WORK TASK :: Transcribe the passage on traveling with fibromyalgia below in full, word for word.

3. If you live with the co-condition of multiple chemical sensitivity as I do, then you want to protect yourself whenever possible while exposed to airplanes, buses, rental cares, etc. These can be toxic places. I carry a face mask that I show in one of my MCS articles, scroll near to bottom, and you can see one of my favorites. These are more effective than the disposable ones, so try to be prepared, but even a paper mask will be helpful at the last minute.
Environmental toxins can easily increase fibromyalgia pain and symptoms, so be prepared, call ahead to hotels and rental homes to be sure they do not use things like plug in air fresheners, toxic cleaning chemicals, or any fragrances where you will be staying and sleeping.
4. Support from family, friends, and your spouse is essential. One thing I know is that when we have options, we are more able to manage symptoms when traveling with fibromyalgia. It has taken years for my husband to be more understanding of my travel needs, but now that he does, this makes a huge difference for me. There was one vacation, where my husband and I walked into a very toxic rental home, and because of his understanding as to how that would affect my symptoms, we turned around and found another place.
Yes, for many family members and friends, this level of understanding is a process when traveling with fibromyalgia. It just takes time. As much as I want you to be able to adhere to point number one, if you do not have good support that will lend you options, this can and potentially will cause more suffering. I would never want you to be in that position, because as always, I am on your side, I get it, and I know that there are many variables with traveling.

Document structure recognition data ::
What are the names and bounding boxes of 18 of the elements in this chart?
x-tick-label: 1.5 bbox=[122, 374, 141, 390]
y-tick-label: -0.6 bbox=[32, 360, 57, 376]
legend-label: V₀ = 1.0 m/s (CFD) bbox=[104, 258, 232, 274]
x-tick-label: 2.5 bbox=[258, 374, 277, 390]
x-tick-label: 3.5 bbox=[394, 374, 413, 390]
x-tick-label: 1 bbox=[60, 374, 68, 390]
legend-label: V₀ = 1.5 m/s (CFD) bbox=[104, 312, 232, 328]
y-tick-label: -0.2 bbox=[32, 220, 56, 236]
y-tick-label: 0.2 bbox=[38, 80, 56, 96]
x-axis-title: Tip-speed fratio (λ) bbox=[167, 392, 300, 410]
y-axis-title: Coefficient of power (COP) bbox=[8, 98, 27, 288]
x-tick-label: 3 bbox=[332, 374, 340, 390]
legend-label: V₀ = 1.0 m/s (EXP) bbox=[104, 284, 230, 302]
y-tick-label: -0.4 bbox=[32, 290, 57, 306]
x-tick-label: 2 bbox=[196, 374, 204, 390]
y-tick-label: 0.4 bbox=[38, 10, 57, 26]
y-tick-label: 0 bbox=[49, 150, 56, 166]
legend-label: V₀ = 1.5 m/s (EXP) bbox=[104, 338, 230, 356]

YOUR RESPONSE ::
3. If you live with the co-condition of multiple chemical sensitivity as I do, then you want to protect yourself whenever possible while exposed to airplanes, buses, rental cares, etc. These can be toxic places. I carry a face mask that I show in one of my MCS articles, scroll near to bottom, and you can see one of my favorites. These are more effective than the disposable ones, so try to be prepared, but even a paper mask will be helpful at the last minute.
Environmental toxins can easily increase fibromyalgia pain and symptoms, so be prepared, call ahead to hotels and rental homes to be sure they do not use things like plug in air fresheners, toxic cleaning chemicals, or any fragrances where you will be staying and sleeping.
4. Support from family, friends, and your spouse is essential. One thing I know is that when we have options, we are more able to manage symptoms when traveling with fibromyalgia. It has taken years for my husband to be more understanding of my travel needs, but now that he does, this makes a huge difference for me. There was one vacation, where my husband and I walked into a very toxic rental home, and because of his understanding as to how that would affect my symptoms, we turned around and found another place.
Yes, for many family members and friends, this level of understanding is a process when traveling with fibromyalgia. It just takes time. As much as I want you to be able to adhere to point number one, if you do not have good support that will lend you options, this can and potentially will cause more suffering. I would never want you to be in that position, because as always, I am on your side, I get it, and I know that there are many variables with traveling.